Exercise brief: Locate the string "structure" in the listing below. Copy every line where it is found.

═════ Data listing

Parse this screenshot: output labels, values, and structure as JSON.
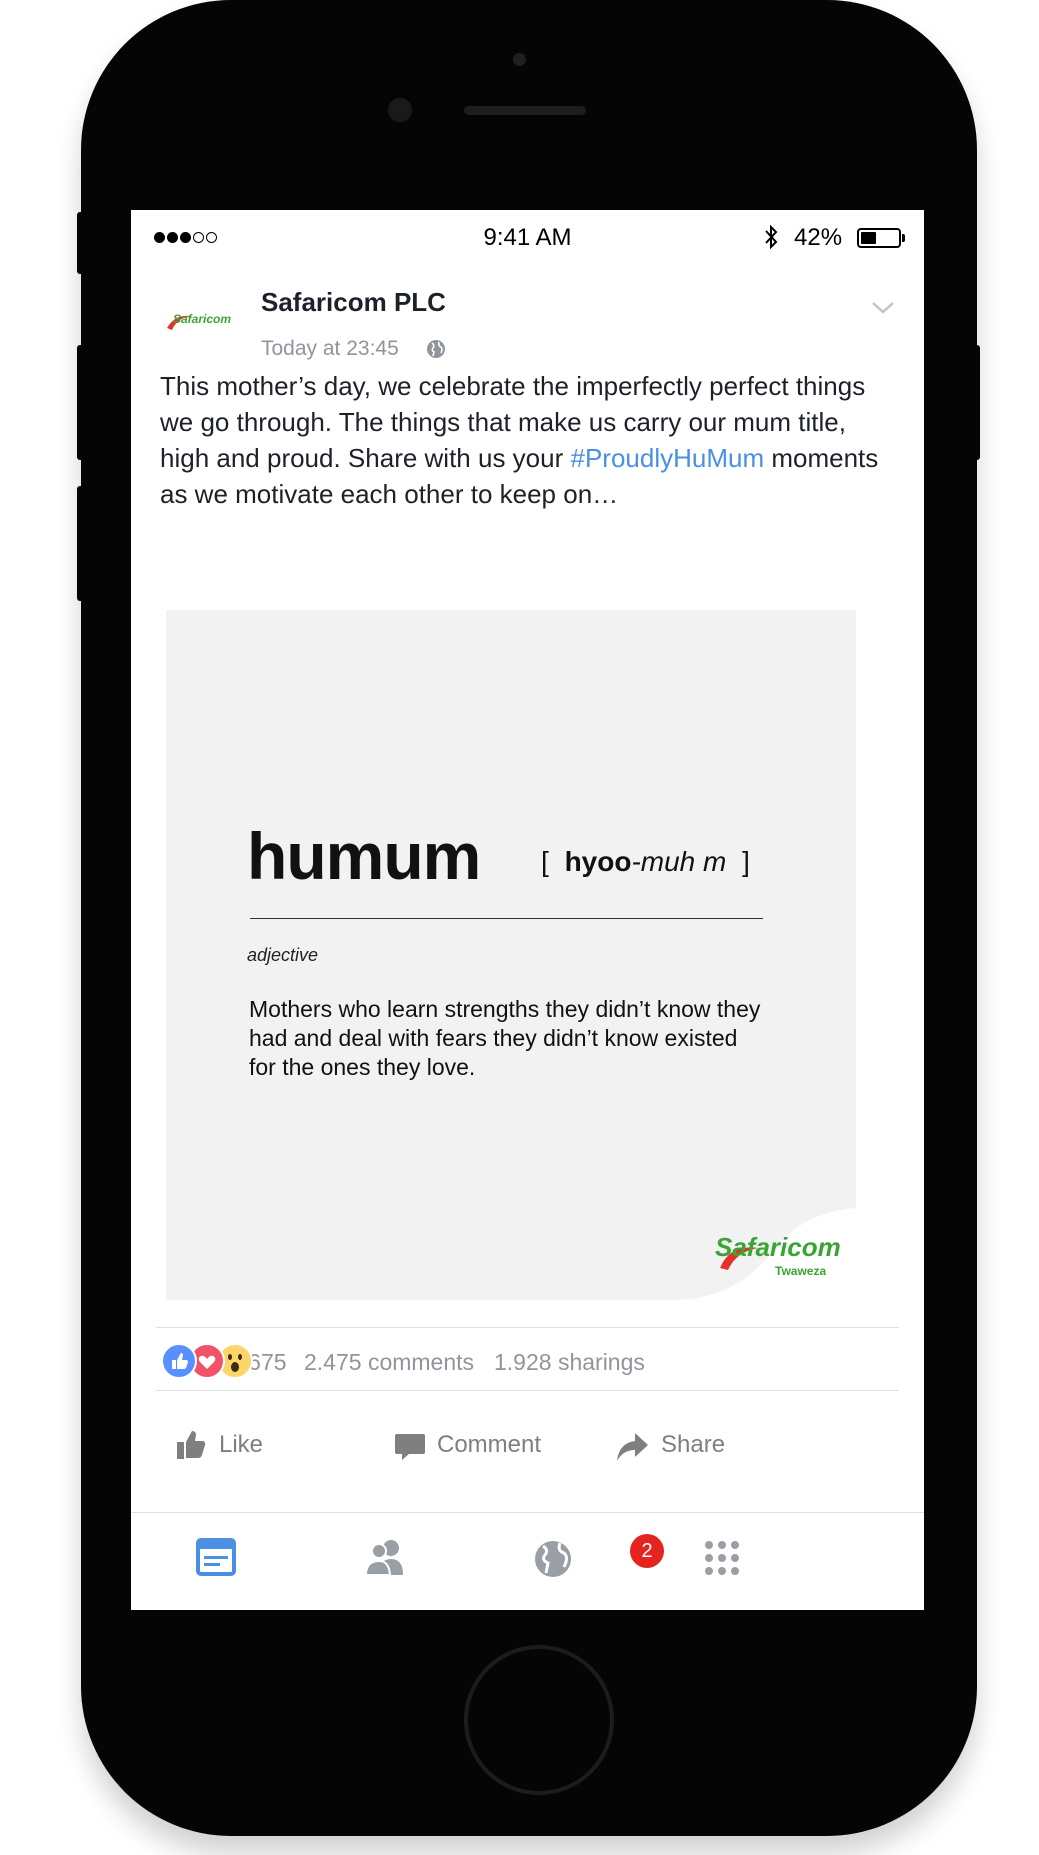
{
  "status_bar": {
    "time": "9:41 AM",
    "battery_percent": "42%",
    "battery_level": 0.42,
    "signal_strength": 3
  },
  "post": {
    "author": "Safaricom PLC",
    "timestamp": "Today at 23:45",
    "text_before": "This mother’s day, we celebrate the imperfectly perfect things we go through. The things that make us carry our mum title, high and proud. Share with us your ",
    "hashtag": "#ProudlyHuMum",
    "text_after": " moments as we motivate each other to keep on…",
    "avatar_logo_text": "Safaricom"
  },
  "media": {
    "word": "humum",
    "pronunciation_open": "[",
    "pronunciation_bold": "hyoo",
    "pronunciation_rest": "-muh m",
    "pronunciation_close": "]",
    "part_of_speech": "adjective",
    "definition": "Mothers who learn strengths they didn’t know they had and deal with fears they didn’t know existed for the ones they love.",
    "brand_name": "Safaricom",
    "brand_tagline": "Twaweza"
  },
  "stats": {
    "reactions_count": "3.675",
    "comments": "2.475 comments",
    "shares": "1.928 sharings"
  },
  "actions": {
    "like": "Like",
    "comment": "Comment",
    "share": "Share"
  },
  "tabbar": {
    "notifications_badge": "2"
  },
  "colors": {
    "hashtag": "#4a90e2",
    "brand_green": "#3aa535",
    "brand_red": "#e4312b",
    "like_blue": "#5890ff",
    "love_red": "#f25268",
    "wow_yellow": "#fcd669",
    "tab_active": "#4a90e2",
    "tab_inactive": "#9a9ea5",
    "badge": "#e52420"
  },
  "icons": [
    "signal-dots-icon",
    "bluetooth-icon",
    "battery-icon",
    "globe-icon",
    "chevron-down-icon",
    "like-reaction-icon",
    "love-reaction-icon",
    "wow-reaction-icon",
    "thumbs-up-icon",
    "comment-icon",
    "share-arrow-icon",
    "news-feed-icon",
    "friends-icon",
    "notifications-globe-icon",
    "menu-grid-icon"
  ]
}
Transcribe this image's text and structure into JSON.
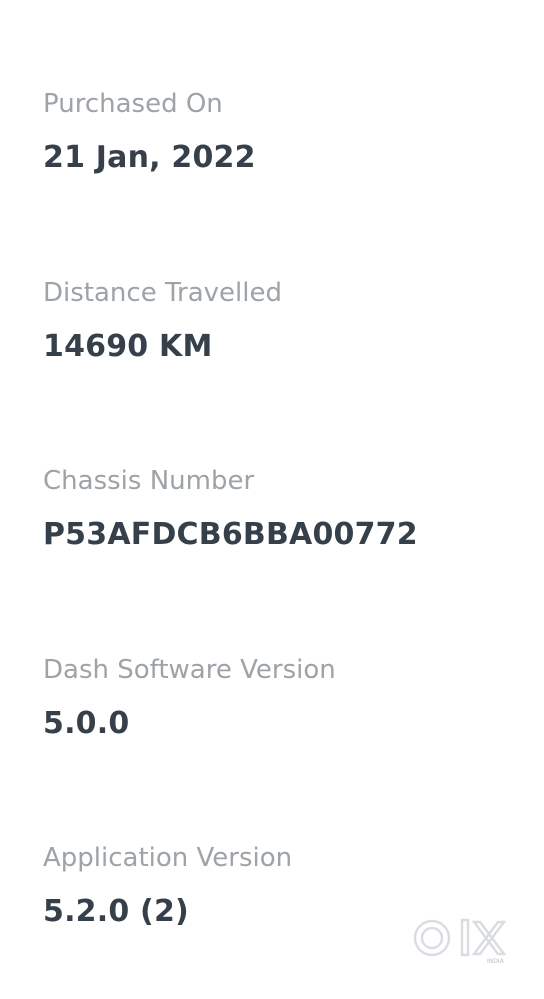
{
  "details": [
    {
      "label": "Purchased On",
      "value": "21 Jan, 2022"
    },
    {
      "label": "Distance Travelled",
      "value": "14690 KM"
    },
    {
      "label": "Chassis Number",
      "value": "P53AFDCB6BBA00772"
    },
    {
      "label": "Dash Software Version",
      "value": "5.0.0"
    },
    {
      "label": "Application Version",
      "value": "5.2.0 (2)"
    }
  ],
  "watermark": {
    "logo": "olx-logo",
    "text": "OLX",
    "subtext": "INDIA"
  }
}
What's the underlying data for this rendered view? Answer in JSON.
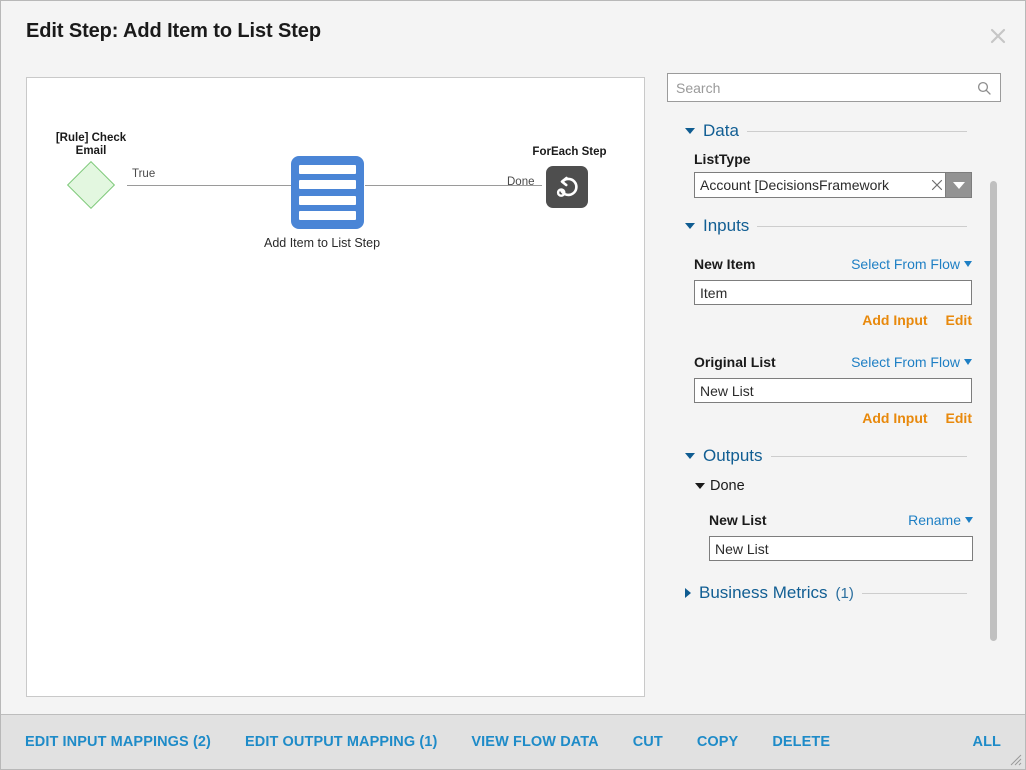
{
  "dialog": {
    "title": "Edit Step: Add Item to List Step",
    "close_icon": "close-icon"
  },
  "canvas": {
    "nodes": [
      {
        "id": "rule",
        "label": "[Rule] Check\nEmail",
        "shape": "diamond"
      },
      {
        "id": "add-item",
        "caption": "Add Item to List Step",
        "shape": "list-icon"
      },
      {
        "id": "foreach",
        "label": "ForEach Step",
        "shape": "loop-icon"
      }
    ],
    "edges": [
      {
        "label": "True",
        "from": "rule",
        "to": "add-item"
      },
      {
        "label": "Done",
        "from": "add-item",
        "to": "foreach"
      }
    ]
  },
  "search": {
    "placeholder": "Search",
    "value": "",
    "icon": "search-icon"
  },
  "sections": {
    "data": {
      "title": "Data",
      "expanded": true,
      "list_type": {
        "label": "ListType",
        "value": "Account  [DecisionsFramework",
        "clear_icon": "clear-x-icon",
        "dropdown_icon": "chevron-down-icon"
      }
    },
    "inputs": {
      "title": "Inputs",
      "expanded": true,
      "fields": [
        {
          "label": "New Item",
          "source_label": "Select From Flow",
          "value": "Item",
          "add_input_label": "Add Input",
          "edit_label": "Edit"
        },
        {
          "label": "Original List",
          "source_label": "Select From Flow",
          "value": "New List",
          "add_input_label": "Add Input",
          "edit_label": "Edit"
        }
      ]
    },
    "outputs": {
      "title": "Outputs",
      "expanded": true,
      "group": {
        "label": "Done",
        "expanded": true,
        "field": {
          "label": "New List",
          "action_label": "Rename",
          "value": "New List"
        }
      }
    },
    "business_metrics": {
      "title": "Business Metrics",
      "count": "(1)",
      "expanded": false
    }
  },
  "footer": {
    "links": [
      "EDIT INPUT MAPPINGS (2)",
      "EDIT OUTPUT MAPPING (1)",
      "VIEW FLOW DATA",
      "CUT",
      "COPY",
      "DELETE"
    ],
    "all_label": "ALL"
  },
  "colors": {
    "accent_blue": "#1e8bc8",
    "link_blue": "#1e7fc4",
    "section_blue": "#115e93",
    "orange": "#e8890c",
    "node_blue": "#4a85d6",
    "node_green_fill": "#e3f7e0",
    "node_green_border": "#7ec97a",
    "node_dark": "#4e4e4e",
    "dialog_bg": "#f4f4f4",
    "footer_bg": "#e1e1e1"
  }
}
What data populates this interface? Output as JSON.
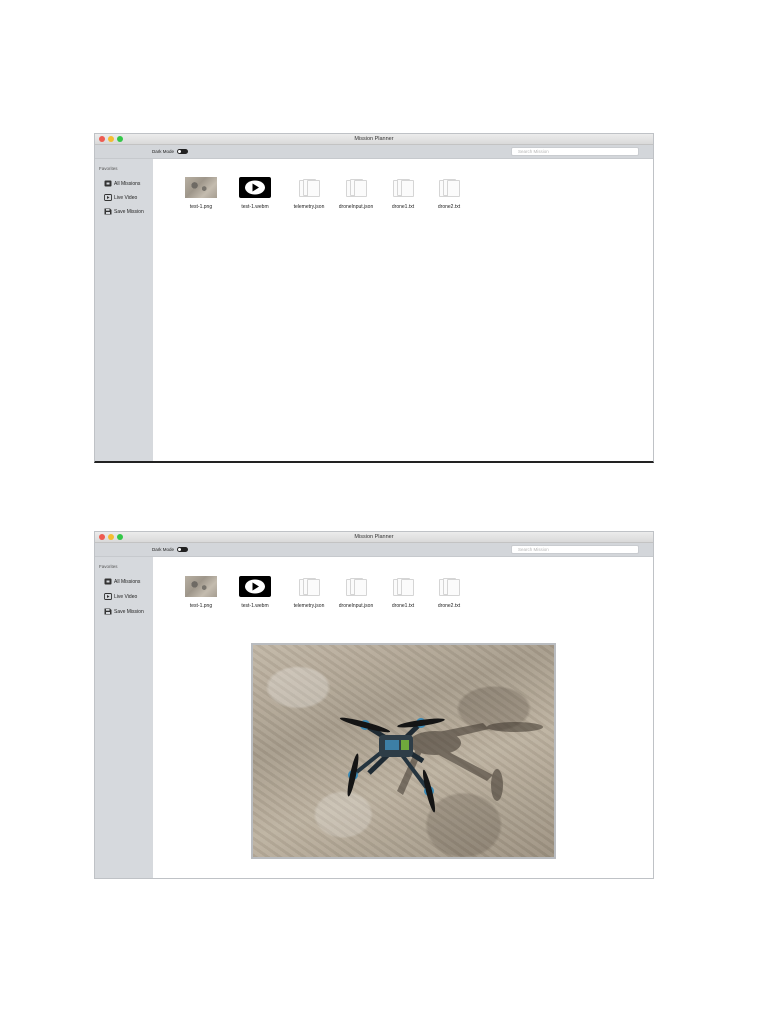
{
  "windows": [
    {
      "title": "Mission Planner",
      "toolbar": {
        "dark_mode_label": "Dark Mode",
        "search_placeholder": "Search Mission"
      },
      "sidebar": {
        "section_title": "Favorites",
        "items": [
          {
            "label": "All Missions",
            "icon": "folder-icon"
          },
          {
            "label": "Live Video",
            "icon": "play-icon"
          },
          {
            "label": "Save Mission",
            "icon": "save-icon"
          }
        ]
      },
      "files": [
        {
          "name": "test-1.png",
          "icon": "image-thumbnail"
        },
        {
          "name": "test-1.webm",
          "icon": "video-play-icon"
        },
        {
          "name": "telemetry.json",
          "icon": "document-icon"
        },
        {
          "name": "droneInput.json",
          "icon": "document-icon"
        },
        {
          "name": "drone1.txt",
          "icon": "document-icon"
        },
        {
          "name": "drone2.txt",
          "icon": "document-icon"
        }
      ]
    },
    {
      "title": "Mission Planner",
      "toolbar": {
        "dark_mode_label": "Dark Mode",
        "search_placeholder": "Search Mission"
      },
      "sidebar": {
        "section_title": "Favorites",
        "items": [
          {
            "label": "All Missions",
            "icon": "folder-icon"
          },
          {
            "label": "Live Video",
            "icon": "play-icon"
          },
          {
            "label": "Save Mission",
            "icon": "save-icon"
          }
        ]
      },
      "files": [
        {
          "name": "test-1.png",
          "icon": "image-thumbnail"
        },
        {
          "name": "test-1.webm",
          "icon": "video-play-icon"
        },
        {
          "name": "telemetry.json",
          "icon": "document-icon"
        },
        {
          "name": "droneInput.json",
          "icon": "document-icon"
        },
        {
          "name": "drone1.txt",
          "icon": "document-icon"
        },
        {
          "name": "drone2.txt",
          "icon": "document-icon"
        }
      ],
      "preview": {
        "content": "drone-on-sand-photo"
      }
    }
  ],
  "colors": {
    "sidebar_bg": "#d6d9dd",
    "toolbar_bg": "#d3d6da",
    "close": "#ee5b51",
    "minimize": "#f4bd32",
    "zoom": "#33c748"
  }
}
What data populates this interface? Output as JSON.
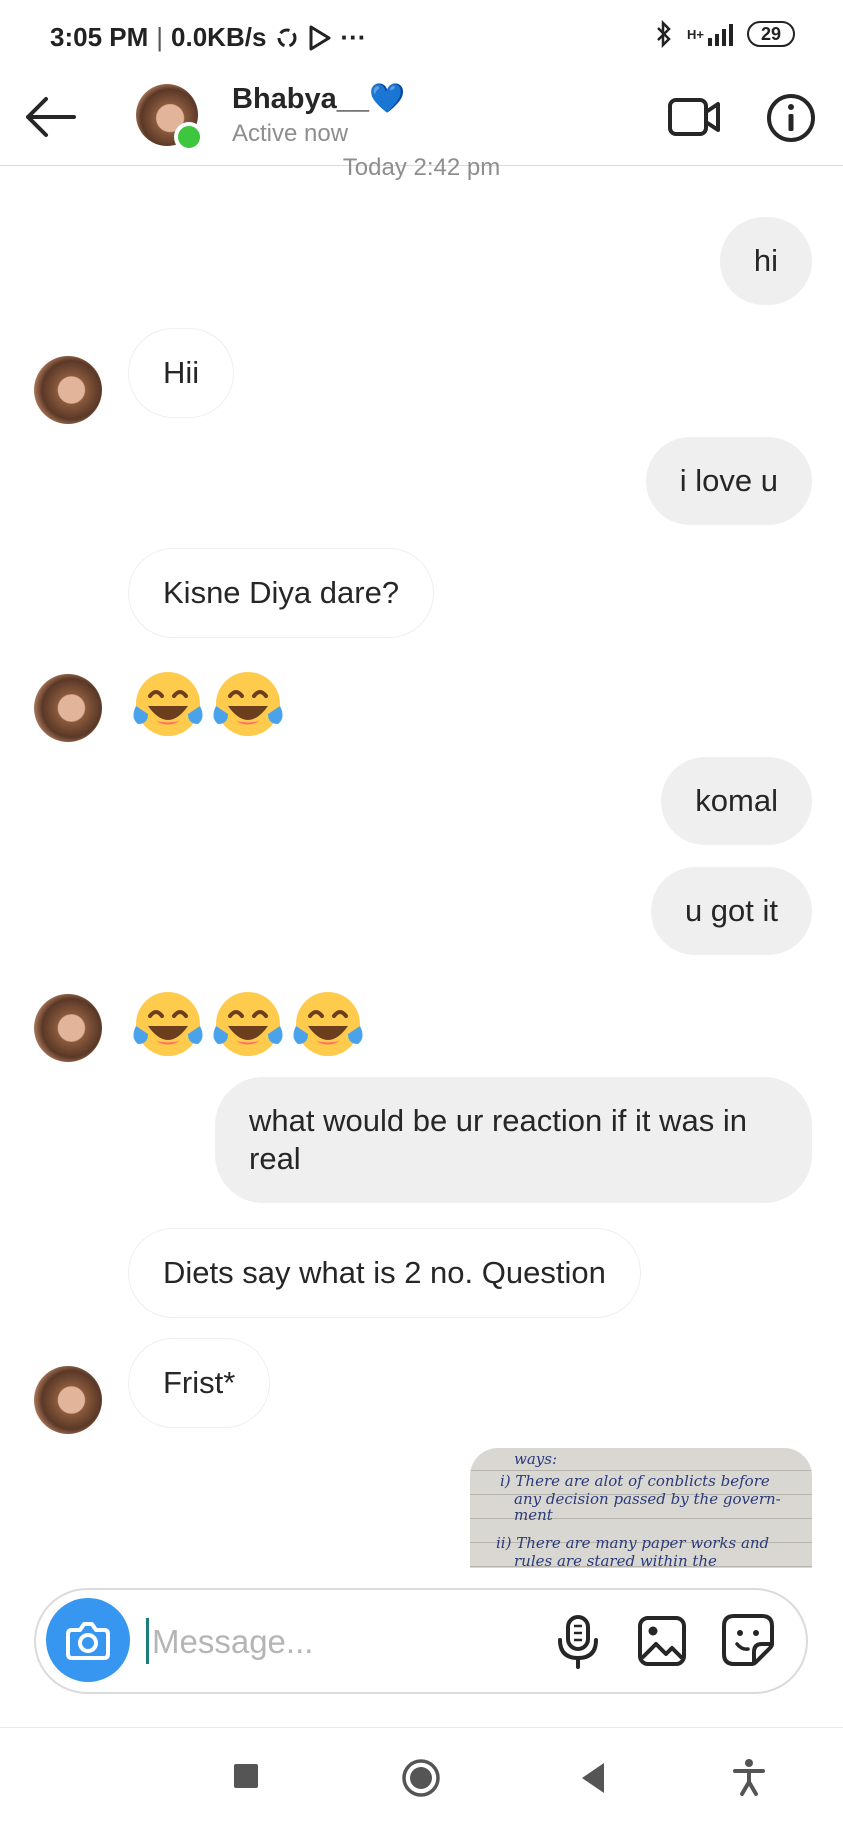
{
  "status_bar": {
    "time": "3:05 PM",
    "network_speed": "0.0KB/s",
    "more": "···",
    "battery": "29",
    "net_type": "H+"
  },
  "header": {
    "username": "Bhabya__",
    "heart_emoji": "💙",
    "status": "Active now",
    "icons": [
      "back-arrow-icon",
      "video-call-icon",
      "info-icon"
    ]
  },
  "conversation": {
    "timestamp": "Today 2:42 pm",
    "messages": [
      {
        "from": "me",
        "text": "hi"
      },
      {
        "from": "them",
        "text": "Hii"
      },
      {
        "from": "me",
        "text": "i love u"
      },
      {
        "from": "them",
        "text": "Kisne Diya dare?"
      },
      {
        "from": "them",
        "emoji_count": 2,
        "emoji": "face-with-tears-of-joy"
      },
      {
        "from": "me",
        "text": "komal"
      },
      {
        "from": "me",
        "text": "u got it"
      },
      {
        "from": "them",
        "emoji_count": 3,
        "emoji": "face-with-tears-of-joy"
      },
      {
        "from": "me",
        "text": "what would be ur reaction if it was in real"
      },
      {
        "from": "them",
        "text": "Diets say what is 2 no. Question"
      },
      {
        "from": "them",
        "text": "Frist*"
      },
      {
        "from": "me",
        "type": "photo"
      }
    ],
    "photo_text": {
      "line1": "ways:",
      "line2": "i) There are alot of conblicts before",
      "line3": "any decision passed by the govern-",
      "line4": "ment",
      "line5": "ii) There are many paper works and",
      "line6": "rules are stared within the"
    }
  },
  "composer": {
    "placeholder": "Message...",
    "icons": [
      "camera-icon",
      "microphone-icon",
      "gallery-icon",
      "sticker-icon"
    ]
  },
  "nav_bar": {
    "icons": [
      "recents-square-icon",
      "home-circle-icon",
      "back-triangle-icon",
      "accessibility-icon"
    ]
  },
  "colors": {
    "accent_blue": "#3797f0",
    "online_green": "#3ec63e",
    "outgoing_bubble": "#efefef",
    "secondary_text": "#8e8e8e"
  }
}
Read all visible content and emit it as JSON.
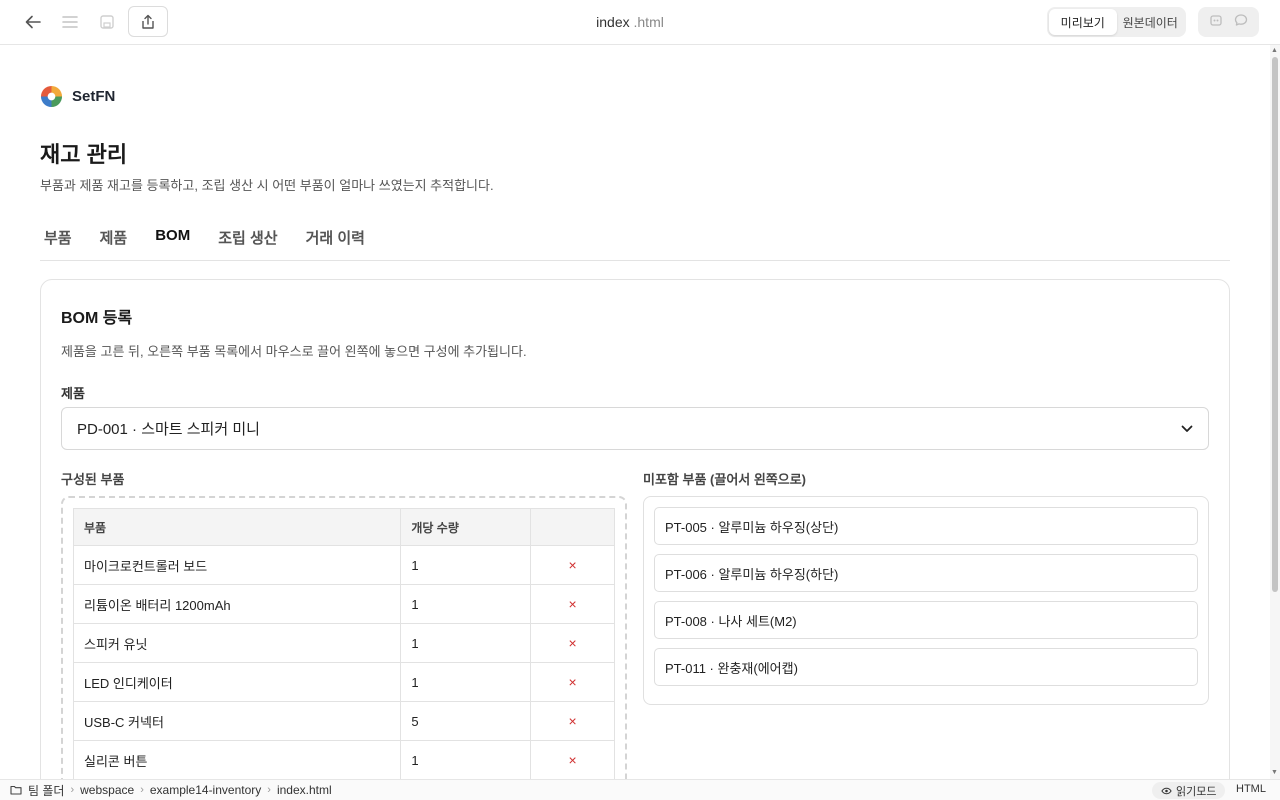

══════════

Answer below:
Parse this screenshot: output labels, values, and structure as JSON.
Transcribe this image's text and structure into JSON.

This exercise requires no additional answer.